_TEXTO DE LECTURA_.
===============
Sábado 3 de noviembre. Entre que me acuesto tarde y me levanto muy temprano, he descansado poco y llego roto a Kioto. Me bajo en la estación de Karasuma y cruzo Shijo-dori para comprar un café en un combini y al salir soy testigo de algo que no tiene nada que ver con el festival pero que quisiera relatar: Al lado de los almacenes Daimaru hay una Apple Store, eran casi las 10 y había una cola de gente esperando. Cuando salí del combini justo abrieron las puertas. Los primeros clientes entraron en la tienda y, en ese momento, los empleados de la tienda comenzaron a aplaudir. Visto desde el otro lado de la calle fue un momento muy incómodo, nunca había presenciado algo semejante. No sé si es costumbre solo en Japón o en todo el mundo, pero casi muero de vergüenza ajena.
Cruzo la calle e intento pasar lo más rápido posible al lado de la tienda para tomar el camino hasta el Museo de Kioto. Al llegar puedo quitarme el mal rollo y relajarme con otra sesión de jidai-geki musical a manos de Tadashi Sawashima y Hibari Misora en Bride of White Castle (1961). Aquí, la gran diva de la canción encarna a una inocente campesina huérfana que fantasea con conocer a un príncipe-señor feudal azul que quiera casarse con ella. Topará con un pícaro impostor y se unirá a él en su viaje a Edo enamorada hasta las trancas pensando que es un noble verdadero. A pesar de la acción, la comedia casi slapstick y los números musicales, sorprende para bien un final amargo y demoledor donde la Hibari toma conciencia que tanto el palacio de sus sueños como su príncipe, interpretado por el galán Koji Tsuruta, son un fraude, pero se niega a reconocerlo, volviendo a su casa con la vana esperanza de toparse algún día con un verdadero príncipe-señor feudal azul que quiera casarse con ella.
===============
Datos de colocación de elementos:
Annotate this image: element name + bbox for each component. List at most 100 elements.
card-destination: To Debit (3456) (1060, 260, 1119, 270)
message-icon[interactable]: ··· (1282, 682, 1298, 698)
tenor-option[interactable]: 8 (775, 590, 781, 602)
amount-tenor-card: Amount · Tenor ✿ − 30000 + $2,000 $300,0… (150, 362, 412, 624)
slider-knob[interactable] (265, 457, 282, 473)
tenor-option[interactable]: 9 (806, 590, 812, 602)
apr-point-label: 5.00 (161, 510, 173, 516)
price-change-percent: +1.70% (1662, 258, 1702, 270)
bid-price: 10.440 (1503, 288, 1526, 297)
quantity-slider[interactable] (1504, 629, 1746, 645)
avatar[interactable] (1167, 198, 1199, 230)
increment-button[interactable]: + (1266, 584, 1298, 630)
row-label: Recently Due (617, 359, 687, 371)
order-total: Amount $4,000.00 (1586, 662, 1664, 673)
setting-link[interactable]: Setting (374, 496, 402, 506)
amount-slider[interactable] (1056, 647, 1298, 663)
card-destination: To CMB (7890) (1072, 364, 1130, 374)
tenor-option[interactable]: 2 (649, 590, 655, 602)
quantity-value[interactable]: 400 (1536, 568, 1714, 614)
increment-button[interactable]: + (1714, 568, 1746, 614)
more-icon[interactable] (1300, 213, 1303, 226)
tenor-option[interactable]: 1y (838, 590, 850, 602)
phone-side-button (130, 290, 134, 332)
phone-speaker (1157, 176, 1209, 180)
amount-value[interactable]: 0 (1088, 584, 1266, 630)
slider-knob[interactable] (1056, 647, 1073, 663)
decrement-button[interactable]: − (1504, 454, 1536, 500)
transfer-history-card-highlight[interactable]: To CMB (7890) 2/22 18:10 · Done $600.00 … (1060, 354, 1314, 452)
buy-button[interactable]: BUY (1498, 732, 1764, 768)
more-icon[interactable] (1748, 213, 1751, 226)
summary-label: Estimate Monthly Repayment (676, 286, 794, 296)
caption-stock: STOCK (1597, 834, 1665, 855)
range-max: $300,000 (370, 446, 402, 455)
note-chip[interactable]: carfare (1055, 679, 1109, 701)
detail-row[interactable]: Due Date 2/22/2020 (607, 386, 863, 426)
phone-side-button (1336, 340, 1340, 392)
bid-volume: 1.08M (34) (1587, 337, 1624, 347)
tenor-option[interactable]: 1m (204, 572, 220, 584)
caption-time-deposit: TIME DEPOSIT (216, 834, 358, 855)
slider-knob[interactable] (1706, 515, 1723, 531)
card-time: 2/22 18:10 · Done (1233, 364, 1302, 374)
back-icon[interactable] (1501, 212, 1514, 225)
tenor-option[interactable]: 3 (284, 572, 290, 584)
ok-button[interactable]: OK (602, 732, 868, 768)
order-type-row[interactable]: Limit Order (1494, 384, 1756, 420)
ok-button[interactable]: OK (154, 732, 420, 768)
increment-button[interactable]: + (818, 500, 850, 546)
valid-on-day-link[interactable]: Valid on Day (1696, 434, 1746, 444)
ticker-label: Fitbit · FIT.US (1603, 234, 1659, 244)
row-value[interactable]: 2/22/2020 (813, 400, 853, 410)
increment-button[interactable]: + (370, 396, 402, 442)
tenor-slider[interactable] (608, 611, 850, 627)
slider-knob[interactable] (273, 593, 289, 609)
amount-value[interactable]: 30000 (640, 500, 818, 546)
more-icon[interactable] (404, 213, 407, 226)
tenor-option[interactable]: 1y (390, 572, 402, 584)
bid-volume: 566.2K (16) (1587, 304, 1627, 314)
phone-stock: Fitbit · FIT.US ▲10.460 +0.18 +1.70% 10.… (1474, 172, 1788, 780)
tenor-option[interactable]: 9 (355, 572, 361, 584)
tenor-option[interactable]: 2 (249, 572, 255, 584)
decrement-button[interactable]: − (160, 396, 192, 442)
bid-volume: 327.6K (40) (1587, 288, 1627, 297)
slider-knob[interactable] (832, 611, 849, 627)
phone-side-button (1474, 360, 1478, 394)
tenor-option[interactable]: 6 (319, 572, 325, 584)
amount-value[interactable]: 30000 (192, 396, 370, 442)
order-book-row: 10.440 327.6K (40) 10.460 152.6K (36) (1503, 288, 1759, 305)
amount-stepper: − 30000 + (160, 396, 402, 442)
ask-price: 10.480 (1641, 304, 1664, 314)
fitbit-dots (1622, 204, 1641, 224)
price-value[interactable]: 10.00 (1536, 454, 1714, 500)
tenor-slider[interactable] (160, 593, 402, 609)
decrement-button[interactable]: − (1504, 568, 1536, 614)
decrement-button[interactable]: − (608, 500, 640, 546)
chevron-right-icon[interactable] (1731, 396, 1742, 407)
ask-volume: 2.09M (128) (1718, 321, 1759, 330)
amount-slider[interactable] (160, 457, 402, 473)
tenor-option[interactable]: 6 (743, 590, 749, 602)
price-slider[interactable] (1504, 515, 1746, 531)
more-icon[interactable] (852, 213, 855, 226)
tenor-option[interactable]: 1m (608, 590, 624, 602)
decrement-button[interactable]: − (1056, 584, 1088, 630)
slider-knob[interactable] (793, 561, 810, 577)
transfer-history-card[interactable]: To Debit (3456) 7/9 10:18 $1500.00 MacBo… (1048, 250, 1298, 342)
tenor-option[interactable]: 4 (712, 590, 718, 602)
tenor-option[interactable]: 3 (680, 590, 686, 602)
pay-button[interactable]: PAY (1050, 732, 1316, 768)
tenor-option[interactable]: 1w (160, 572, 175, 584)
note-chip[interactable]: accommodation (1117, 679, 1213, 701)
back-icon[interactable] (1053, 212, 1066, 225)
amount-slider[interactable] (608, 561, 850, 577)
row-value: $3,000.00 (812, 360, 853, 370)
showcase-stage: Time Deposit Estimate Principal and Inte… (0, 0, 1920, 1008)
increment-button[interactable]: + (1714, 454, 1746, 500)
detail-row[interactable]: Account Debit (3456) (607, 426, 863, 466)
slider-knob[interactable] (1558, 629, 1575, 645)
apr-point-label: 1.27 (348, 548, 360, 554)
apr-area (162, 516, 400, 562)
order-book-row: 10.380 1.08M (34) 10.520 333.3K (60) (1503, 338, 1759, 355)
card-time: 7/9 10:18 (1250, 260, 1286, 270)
===============
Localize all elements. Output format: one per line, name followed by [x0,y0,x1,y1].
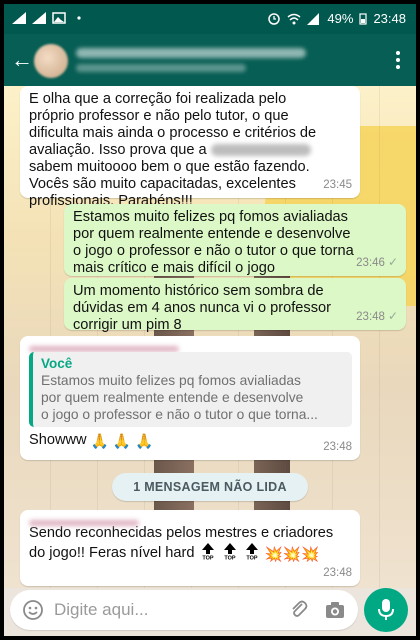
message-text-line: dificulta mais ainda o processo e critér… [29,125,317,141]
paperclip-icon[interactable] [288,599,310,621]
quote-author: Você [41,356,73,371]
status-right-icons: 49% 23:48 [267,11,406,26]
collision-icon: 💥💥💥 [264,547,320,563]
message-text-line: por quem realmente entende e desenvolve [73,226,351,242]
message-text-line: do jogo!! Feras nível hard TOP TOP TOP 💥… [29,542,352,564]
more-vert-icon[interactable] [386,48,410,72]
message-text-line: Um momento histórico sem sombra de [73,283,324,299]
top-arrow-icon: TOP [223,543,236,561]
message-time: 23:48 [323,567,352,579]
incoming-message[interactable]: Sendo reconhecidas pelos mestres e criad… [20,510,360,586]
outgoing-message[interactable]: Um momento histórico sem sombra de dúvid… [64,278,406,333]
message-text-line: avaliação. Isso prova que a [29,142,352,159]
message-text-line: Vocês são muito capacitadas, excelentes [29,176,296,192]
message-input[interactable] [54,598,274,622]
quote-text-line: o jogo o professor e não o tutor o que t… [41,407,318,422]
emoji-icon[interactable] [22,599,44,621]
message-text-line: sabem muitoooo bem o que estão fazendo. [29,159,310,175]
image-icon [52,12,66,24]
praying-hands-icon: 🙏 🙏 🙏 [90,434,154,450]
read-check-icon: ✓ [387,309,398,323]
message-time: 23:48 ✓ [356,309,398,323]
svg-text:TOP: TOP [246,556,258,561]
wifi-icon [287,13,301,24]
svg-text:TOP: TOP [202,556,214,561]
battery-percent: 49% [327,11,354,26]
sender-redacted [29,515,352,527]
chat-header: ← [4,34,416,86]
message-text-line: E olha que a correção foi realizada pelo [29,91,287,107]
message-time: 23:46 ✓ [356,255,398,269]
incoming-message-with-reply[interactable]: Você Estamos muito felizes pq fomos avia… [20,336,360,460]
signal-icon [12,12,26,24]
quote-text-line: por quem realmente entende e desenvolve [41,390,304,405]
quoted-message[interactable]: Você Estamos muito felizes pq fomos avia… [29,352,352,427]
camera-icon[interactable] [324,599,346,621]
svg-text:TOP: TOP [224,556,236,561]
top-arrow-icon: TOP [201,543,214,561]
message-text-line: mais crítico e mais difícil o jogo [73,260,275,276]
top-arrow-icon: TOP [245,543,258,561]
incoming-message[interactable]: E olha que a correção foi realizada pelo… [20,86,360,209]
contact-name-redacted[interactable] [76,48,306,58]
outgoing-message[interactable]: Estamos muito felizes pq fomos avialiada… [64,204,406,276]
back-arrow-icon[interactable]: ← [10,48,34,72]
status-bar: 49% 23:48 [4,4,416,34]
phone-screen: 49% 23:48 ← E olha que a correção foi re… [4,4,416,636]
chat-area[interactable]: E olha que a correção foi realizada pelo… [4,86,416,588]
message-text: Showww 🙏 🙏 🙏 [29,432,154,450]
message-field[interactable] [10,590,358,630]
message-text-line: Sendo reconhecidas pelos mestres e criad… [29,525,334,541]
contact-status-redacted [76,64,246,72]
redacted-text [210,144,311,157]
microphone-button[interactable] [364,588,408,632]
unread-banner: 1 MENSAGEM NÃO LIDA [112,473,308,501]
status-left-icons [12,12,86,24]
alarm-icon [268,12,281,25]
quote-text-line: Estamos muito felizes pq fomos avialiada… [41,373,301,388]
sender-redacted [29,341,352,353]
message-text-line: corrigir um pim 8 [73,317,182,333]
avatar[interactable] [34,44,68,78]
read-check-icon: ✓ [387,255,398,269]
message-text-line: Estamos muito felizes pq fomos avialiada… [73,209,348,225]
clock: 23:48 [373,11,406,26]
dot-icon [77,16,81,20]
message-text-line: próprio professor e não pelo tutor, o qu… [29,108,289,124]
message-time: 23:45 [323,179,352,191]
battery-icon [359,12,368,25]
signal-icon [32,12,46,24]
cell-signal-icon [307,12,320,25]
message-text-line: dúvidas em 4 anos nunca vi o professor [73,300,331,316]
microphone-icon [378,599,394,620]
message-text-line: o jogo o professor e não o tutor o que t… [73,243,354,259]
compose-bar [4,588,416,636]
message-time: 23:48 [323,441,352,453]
===============
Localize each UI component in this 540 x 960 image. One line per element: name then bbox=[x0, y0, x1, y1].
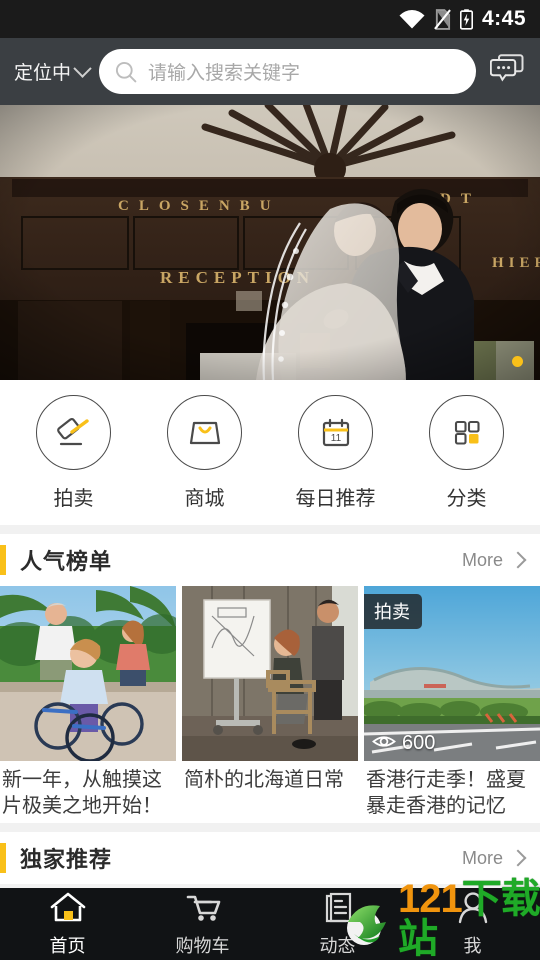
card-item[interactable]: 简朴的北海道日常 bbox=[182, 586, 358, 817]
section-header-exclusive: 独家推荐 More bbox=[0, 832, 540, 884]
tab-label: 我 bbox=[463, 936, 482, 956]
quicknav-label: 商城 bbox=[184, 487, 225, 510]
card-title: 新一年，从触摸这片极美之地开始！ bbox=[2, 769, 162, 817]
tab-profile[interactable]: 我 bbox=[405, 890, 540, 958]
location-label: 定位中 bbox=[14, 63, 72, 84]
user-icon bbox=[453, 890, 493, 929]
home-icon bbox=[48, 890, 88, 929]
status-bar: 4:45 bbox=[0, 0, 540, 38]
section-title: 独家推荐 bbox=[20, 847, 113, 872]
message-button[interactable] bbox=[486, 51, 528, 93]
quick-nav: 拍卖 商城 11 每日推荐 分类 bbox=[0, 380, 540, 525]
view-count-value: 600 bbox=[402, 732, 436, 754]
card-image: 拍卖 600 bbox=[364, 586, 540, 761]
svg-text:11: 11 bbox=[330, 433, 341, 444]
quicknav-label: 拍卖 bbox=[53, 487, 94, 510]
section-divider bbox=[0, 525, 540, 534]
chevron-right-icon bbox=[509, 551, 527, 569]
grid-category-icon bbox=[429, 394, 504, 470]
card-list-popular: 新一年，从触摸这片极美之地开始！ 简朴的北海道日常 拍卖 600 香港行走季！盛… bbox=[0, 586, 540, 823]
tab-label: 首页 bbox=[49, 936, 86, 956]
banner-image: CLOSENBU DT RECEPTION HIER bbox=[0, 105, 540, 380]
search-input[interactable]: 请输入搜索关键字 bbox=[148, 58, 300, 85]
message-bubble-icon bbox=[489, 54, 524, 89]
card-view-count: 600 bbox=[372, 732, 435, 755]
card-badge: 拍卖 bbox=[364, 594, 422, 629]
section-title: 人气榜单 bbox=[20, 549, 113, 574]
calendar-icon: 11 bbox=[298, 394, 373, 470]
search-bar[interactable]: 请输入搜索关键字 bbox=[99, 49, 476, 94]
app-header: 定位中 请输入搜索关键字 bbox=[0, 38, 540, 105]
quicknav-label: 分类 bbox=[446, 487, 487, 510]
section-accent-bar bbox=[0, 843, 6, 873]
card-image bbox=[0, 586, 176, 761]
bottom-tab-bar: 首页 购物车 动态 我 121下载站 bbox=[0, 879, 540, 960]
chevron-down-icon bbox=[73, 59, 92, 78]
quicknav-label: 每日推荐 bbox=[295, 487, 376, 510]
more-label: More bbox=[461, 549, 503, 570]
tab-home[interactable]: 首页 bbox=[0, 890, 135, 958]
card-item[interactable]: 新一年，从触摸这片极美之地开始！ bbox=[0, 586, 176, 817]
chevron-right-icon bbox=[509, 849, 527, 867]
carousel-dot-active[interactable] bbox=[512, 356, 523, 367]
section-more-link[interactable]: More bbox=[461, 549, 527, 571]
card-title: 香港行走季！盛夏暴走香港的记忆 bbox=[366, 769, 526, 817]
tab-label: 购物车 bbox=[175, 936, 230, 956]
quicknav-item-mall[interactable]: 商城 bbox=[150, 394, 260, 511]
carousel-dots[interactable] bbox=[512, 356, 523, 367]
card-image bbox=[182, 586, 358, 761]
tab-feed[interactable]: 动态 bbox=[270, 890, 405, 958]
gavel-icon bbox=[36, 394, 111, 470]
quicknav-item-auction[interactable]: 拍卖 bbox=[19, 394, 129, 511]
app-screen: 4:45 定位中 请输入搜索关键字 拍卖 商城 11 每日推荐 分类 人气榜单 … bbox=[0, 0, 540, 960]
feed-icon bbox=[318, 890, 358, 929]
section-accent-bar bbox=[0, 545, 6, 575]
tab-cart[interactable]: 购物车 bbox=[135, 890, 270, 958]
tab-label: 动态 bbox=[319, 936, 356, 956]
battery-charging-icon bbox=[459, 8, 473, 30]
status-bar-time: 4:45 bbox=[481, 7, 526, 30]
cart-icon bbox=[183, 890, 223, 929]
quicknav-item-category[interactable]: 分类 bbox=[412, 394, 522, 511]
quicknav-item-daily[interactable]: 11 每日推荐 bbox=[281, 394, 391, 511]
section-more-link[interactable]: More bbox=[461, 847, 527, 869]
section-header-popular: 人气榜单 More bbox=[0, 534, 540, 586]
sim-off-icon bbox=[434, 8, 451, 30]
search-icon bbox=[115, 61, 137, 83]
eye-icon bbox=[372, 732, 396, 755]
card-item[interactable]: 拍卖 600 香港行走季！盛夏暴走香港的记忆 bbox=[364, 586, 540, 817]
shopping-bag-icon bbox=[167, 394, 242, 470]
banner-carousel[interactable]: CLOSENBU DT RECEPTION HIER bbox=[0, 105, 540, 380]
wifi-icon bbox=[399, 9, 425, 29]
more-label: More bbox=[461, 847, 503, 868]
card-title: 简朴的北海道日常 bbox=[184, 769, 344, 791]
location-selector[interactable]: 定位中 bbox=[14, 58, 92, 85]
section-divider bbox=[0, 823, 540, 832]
===============
_CONSIGNA 1_. Según el texto de lectura, ¿qué actor interpreta al príncipe en la película que allí se comenta?
_CONSIGNA 2_. Transcribe del texto de lectura el fragmento comprendido entre "Sábado 3 de" y "de vergüenza ajena.", ambos incluidos.
_CONSIGNA 3_. Escribe cómo sigue el relato de la jornada en Kioto a partir de su última oración.
Los datos no guardan ninguna relación con el texto de lectura.

_RESULTADO DEL EJERCICIO 1_. Koji Tsuruta.

_RESULTADO DEL EJERCICIO 2_.
Sábado 3 de noviembre. Entre que me acuesto tarde y me levanto muy temprano, he descansado poco y llego roto a Kioto. Me bajo en la estación de Karasuma y cruzo Shijo-dori para comprar un café en un combini y al salir soy testigo de algo que no tiene nada que ver con el festival pero que quisiera relatar: Al lado de los almacenes Daimaru hay una Apple Store, eran casi las 10 y había una cola de gente esperando. Cuando salí del combini justo abrieron las puertas. Los primeros clientes entraron en la tienda y, en ese momento, los empleados de la tienda comenzaron a aplaudir. Visto desde el otro lado de la calle fue un momento muy incómodo, nunca había presenciado algo semejante. No sé si es costumbre solo en Japón o en todo el mundo, pero casi muero de vergüenza ajena.

_RESULTADO DEL EJERCICIO 3_.
Termina la película con gran satisfacción por mi parte, pero la charla de después me narcotiza, se me viene de nuevo el cansancio y comienzo a cabecear. Miro el reloj y veo que solo me queda una hora para comer hasta la siguiente sesión. Como si fuera un ninja de Shiga, me levanto a mitad de la charla para meterme en un restaurante al lado del Museo y zamparme un plato de curry y otro de surtido de gyozas (gamba, hoja para tempura y cerdo). El curry estaba para enmarcarlo, no sé si a niveles de “el mejor curry de Kioto”, como reza el cartel de la entrada del restaurante, pero estaba delicioso, a pesar de que iba bastante cortito de carne de ternera. Luego, cafelito en un combini y para el museo otra vez.
Este sábado 3 había sesiones en dos pantallas, una en el cine de siempre situado en un edificio anexo y la otra, levantada en un patio-corrala interior del edificio principal donde se encuentra el museo. Esa sesión había sido acondicionada con un piano y un púlpito para exhibir películas mudas con música y narrador en vivo. En la sala normal iban a poner una versión restaurada en 4K de Orizuru Onsen (1935), película muda de Kenji Mizoguchi. La cruda trama tiraba mucho, pero seguro que habría más oportunidades de ver esa peli pronto, ya sea en otro cine o en formato doméstico (de ahí su restauración) y opté por ver dos cortos mudos con su piano y narración en directo tal como se hacía en la época. Me estreno con Zanjin zanbaken (1929) y sus 26 minutos de acción frenética y luego con Chōkon (1926), que en realidad solo era el único rollo, último de nueve, que se mantiene conservado de la primera película que Daisuke Ito hizo para la Nikkatsu. Tal vez la peli del Mizoguchi me habría llenado más, pero este ligero contacto con el cine mudo con narrador y piano en directo me ha dejado muy buen sabor de boca y con ánimos para la siguiente de la tarde, esta vez de ciento veinte minutos.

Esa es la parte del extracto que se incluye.